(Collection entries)
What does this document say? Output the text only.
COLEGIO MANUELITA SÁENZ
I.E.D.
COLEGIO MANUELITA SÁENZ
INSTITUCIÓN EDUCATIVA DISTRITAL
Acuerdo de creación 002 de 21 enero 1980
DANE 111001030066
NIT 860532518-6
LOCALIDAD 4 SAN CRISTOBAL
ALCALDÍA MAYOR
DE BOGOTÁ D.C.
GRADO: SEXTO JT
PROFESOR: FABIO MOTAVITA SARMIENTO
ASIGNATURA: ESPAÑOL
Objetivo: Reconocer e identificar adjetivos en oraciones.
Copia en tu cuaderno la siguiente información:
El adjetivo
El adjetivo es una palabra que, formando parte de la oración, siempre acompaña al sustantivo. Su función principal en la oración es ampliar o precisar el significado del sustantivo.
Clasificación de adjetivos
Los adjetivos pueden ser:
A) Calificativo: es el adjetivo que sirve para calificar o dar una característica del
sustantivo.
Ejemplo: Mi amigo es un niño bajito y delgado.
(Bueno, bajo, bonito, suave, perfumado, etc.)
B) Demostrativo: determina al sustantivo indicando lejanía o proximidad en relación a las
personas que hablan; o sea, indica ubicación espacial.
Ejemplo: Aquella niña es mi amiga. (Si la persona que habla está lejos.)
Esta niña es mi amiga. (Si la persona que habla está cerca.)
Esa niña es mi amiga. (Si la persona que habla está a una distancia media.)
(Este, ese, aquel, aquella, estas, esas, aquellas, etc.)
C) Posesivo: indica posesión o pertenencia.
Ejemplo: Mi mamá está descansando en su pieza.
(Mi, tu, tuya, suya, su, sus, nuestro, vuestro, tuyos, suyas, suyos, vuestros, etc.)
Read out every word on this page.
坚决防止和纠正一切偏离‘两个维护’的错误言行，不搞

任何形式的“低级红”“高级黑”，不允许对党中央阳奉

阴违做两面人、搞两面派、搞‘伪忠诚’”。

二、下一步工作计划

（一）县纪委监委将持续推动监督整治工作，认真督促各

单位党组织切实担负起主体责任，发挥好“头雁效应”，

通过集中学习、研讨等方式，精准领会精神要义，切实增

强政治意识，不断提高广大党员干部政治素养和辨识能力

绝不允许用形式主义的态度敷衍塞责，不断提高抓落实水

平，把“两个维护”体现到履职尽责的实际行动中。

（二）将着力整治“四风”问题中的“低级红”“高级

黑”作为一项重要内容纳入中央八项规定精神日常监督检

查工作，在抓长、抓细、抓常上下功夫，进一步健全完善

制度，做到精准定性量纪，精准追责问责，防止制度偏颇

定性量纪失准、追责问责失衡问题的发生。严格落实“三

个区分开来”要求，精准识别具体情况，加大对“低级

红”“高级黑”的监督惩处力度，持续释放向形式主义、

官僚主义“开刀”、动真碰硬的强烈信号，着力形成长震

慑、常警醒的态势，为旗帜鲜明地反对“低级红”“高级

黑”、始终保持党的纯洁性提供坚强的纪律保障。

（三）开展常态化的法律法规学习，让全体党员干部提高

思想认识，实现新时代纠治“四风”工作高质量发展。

▶ Task instructions
Check every line of the material for the string "niña" and give the number of lines that have it, without anything else.

▶ Complete answer
3